§ Given request:
Scan the data below for the string "this". Copy every line where it appears.

[Excerpts from a figure dataset]
========
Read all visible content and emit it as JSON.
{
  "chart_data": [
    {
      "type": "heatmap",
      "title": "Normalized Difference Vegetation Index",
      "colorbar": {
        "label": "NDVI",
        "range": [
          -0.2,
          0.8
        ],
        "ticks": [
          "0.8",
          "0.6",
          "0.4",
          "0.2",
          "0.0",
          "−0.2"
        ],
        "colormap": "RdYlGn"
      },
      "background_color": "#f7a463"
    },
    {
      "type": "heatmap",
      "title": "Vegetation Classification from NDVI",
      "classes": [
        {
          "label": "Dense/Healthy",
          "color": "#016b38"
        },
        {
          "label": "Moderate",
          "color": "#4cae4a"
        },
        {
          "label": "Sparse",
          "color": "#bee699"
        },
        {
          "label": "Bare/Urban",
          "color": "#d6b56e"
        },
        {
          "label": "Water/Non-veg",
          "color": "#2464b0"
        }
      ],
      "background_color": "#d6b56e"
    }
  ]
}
========
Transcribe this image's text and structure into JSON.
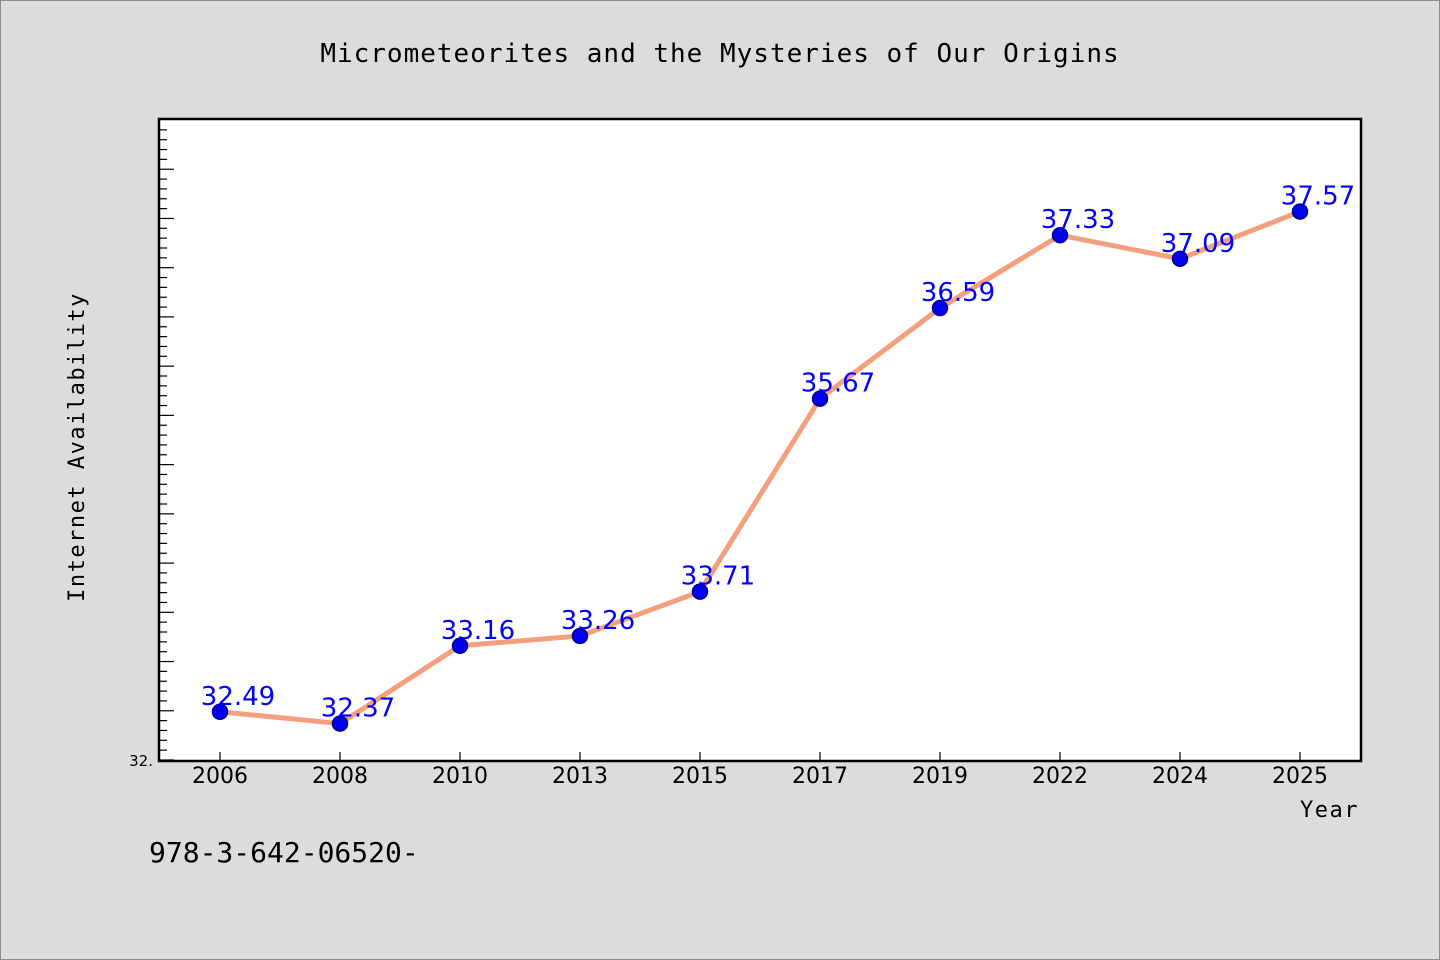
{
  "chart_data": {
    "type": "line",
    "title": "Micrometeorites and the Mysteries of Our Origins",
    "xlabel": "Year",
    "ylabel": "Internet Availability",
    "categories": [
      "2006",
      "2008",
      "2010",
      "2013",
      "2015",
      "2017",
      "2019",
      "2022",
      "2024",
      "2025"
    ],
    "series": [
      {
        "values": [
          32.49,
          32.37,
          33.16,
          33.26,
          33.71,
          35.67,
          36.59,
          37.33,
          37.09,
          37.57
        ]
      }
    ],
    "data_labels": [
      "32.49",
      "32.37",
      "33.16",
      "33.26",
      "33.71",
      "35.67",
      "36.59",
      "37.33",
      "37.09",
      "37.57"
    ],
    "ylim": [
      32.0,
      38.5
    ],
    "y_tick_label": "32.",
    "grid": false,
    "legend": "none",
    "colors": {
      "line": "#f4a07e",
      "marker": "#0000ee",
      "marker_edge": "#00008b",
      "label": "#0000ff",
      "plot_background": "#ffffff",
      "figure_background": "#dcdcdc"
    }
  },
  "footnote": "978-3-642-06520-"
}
========
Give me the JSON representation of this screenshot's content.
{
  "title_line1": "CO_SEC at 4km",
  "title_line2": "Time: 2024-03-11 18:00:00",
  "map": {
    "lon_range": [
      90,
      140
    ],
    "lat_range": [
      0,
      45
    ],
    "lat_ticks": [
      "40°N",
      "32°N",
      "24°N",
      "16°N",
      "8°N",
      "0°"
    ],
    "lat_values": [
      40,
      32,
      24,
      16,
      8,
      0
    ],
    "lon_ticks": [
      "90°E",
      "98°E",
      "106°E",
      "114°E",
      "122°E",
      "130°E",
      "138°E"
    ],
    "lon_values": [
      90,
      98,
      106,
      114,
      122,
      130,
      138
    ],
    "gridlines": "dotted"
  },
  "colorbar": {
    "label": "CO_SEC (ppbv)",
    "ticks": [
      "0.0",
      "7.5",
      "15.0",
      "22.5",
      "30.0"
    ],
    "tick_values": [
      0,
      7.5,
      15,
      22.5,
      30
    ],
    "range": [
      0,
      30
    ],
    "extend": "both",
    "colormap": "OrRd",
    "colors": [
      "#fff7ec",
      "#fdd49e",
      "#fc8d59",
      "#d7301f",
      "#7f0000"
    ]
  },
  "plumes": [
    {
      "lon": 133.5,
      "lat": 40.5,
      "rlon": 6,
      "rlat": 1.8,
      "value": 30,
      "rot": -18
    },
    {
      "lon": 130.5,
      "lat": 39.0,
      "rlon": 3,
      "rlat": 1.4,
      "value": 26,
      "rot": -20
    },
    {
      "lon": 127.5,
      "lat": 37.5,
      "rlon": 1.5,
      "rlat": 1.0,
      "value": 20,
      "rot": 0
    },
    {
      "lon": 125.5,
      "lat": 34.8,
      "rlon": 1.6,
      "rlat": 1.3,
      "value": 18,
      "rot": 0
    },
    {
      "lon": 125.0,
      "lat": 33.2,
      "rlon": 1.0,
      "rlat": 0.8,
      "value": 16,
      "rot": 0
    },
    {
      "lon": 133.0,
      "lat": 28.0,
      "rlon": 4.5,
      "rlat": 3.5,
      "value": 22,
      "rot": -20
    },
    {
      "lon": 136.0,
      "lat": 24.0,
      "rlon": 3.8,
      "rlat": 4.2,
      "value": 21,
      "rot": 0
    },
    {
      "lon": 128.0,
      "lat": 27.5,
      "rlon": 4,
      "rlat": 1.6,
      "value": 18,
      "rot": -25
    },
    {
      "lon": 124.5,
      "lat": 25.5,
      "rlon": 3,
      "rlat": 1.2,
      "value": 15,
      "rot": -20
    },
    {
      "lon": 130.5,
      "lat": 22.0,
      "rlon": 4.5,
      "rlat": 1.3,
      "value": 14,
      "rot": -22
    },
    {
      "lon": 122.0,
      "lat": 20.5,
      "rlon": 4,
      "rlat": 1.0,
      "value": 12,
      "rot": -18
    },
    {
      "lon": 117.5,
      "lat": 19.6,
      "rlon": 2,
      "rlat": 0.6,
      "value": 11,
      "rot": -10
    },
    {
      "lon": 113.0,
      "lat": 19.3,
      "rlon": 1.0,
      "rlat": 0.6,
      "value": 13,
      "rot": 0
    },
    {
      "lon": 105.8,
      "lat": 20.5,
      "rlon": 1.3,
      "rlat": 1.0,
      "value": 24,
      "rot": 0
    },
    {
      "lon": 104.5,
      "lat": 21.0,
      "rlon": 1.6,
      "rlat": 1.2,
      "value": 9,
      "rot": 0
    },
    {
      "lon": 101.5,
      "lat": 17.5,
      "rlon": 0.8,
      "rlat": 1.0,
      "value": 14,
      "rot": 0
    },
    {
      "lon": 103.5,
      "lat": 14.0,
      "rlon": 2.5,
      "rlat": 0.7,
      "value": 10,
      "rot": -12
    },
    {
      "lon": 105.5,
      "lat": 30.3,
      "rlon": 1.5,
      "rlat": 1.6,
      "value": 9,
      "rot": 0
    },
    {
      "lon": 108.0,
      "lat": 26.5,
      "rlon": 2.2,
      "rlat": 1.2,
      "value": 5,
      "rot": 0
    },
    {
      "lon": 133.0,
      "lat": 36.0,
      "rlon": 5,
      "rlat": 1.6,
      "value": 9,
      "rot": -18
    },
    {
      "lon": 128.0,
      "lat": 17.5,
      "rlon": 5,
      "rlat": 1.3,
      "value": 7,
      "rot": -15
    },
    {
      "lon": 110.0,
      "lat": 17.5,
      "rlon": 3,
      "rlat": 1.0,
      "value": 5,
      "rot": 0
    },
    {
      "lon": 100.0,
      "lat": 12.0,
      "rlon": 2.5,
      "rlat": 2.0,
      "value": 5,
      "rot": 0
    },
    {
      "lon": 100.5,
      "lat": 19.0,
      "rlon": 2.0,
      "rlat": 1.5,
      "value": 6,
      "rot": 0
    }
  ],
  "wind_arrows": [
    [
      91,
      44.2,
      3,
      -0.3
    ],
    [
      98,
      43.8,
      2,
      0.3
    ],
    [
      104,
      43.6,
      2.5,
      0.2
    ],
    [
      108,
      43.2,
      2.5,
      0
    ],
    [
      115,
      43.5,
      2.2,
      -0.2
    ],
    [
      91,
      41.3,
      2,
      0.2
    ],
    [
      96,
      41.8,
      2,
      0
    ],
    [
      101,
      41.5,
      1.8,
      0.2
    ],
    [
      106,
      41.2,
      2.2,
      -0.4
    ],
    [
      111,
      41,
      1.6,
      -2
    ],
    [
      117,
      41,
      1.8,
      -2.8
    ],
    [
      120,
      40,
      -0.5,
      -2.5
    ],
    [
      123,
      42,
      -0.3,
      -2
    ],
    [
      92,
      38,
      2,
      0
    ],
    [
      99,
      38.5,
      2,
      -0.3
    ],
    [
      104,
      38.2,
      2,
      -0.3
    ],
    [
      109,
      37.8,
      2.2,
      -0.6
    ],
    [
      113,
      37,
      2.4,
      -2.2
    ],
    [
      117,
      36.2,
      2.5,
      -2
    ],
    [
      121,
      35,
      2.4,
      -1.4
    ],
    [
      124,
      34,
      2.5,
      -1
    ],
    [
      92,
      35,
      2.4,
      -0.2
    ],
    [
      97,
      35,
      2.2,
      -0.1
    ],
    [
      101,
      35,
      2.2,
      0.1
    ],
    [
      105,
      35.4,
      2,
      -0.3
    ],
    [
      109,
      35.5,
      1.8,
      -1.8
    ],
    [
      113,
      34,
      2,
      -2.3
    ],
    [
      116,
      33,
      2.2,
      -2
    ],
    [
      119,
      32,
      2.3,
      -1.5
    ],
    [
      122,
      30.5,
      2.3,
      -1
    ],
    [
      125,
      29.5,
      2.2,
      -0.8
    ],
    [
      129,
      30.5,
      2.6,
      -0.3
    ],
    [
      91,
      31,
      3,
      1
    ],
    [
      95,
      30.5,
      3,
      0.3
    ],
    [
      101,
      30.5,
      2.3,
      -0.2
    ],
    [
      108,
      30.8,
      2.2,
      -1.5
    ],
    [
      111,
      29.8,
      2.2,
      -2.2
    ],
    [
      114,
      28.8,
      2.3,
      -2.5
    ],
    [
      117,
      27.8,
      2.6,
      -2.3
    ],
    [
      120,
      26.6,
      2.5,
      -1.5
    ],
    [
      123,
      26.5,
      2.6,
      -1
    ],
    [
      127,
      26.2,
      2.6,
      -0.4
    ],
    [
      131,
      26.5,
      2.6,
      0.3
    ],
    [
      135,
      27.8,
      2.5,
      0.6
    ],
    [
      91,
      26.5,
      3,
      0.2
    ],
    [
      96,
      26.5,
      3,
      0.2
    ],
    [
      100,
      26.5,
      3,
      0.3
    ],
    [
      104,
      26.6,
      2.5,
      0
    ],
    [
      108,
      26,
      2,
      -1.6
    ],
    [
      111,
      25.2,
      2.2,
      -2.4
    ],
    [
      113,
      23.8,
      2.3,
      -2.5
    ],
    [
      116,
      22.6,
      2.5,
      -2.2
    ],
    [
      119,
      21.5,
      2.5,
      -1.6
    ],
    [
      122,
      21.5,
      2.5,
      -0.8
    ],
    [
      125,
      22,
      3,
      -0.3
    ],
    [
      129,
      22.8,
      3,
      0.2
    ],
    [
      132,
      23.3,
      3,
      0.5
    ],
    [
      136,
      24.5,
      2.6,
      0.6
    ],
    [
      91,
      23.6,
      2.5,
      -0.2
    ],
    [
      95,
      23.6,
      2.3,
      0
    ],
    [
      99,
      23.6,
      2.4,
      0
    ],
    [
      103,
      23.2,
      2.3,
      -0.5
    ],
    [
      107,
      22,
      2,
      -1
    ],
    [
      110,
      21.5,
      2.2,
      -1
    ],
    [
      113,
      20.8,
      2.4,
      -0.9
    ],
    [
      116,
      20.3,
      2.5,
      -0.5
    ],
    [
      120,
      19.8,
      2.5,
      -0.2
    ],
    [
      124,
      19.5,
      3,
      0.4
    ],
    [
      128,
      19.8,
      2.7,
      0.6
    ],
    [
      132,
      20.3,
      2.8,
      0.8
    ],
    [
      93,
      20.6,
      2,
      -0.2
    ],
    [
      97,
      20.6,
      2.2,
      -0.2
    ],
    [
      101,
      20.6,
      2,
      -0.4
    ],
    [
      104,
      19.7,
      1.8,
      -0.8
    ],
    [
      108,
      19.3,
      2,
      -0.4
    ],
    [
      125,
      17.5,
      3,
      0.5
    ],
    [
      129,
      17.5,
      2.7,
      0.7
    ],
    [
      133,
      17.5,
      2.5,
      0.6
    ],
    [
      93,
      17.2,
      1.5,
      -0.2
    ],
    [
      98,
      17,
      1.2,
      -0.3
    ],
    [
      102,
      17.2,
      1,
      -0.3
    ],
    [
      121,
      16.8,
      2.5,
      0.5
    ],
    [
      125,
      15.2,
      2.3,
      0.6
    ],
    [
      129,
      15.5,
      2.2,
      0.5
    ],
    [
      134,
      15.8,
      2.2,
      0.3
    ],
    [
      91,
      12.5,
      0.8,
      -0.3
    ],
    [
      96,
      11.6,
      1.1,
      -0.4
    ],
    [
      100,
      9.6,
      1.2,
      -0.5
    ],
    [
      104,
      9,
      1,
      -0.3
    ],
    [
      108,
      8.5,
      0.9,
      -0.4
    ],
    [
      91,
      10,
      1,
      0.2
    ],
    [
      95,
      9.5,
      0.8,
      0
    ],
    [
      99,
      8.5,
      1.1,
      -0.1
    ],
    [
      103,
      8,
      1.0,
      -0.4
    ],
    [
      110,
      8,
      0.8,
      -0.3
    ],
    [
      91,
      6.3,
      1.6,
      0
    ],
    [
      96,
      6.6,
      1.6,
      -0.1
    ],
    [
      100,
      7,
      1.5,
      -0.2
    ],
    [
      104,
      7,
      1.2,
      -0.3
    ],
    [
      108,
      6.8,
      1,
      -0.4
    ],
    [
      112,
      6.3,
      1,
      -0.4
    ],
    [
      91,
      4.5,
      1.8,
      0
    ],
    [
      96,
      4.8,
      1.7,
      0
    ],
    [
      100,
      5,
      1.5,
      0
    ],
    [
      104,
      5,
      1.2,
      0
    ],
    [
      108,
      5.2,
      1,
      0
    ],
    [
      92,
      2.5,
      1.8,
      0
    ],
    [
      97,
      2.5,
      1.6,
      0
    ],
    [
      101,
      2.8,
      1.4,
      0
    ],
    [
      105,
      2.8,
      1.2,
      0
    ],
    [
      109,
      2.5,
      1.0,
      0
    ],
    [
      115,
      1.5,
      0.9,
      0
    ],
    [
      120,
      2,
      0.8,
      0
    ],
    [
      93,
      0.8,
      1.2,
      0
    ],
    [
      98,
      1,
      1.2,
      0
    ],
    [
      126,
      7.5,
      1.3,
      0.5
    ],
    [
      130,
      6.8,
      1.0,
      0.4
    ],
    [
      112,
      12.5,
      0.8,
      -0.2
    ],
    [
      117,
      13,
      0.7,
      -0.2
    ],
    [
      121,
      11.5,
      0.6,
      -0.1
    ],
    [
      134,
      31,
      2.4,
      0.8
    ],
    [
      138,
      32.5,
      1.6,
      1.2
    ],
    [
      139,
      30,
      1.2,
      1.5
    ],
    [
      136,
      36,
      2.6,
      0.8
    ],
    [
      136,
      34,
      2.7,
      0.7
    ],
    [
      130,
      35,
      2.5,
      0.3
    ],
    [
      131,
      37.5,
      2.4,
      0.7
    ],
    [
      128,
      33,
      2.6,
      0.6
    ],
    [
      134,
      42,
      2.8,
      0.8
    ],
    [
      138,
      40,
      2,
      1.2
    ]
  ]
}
========
§ The reply:
Transcribe this image's text and structure into JSON.
Give me the JSON representation of this screenshot's content.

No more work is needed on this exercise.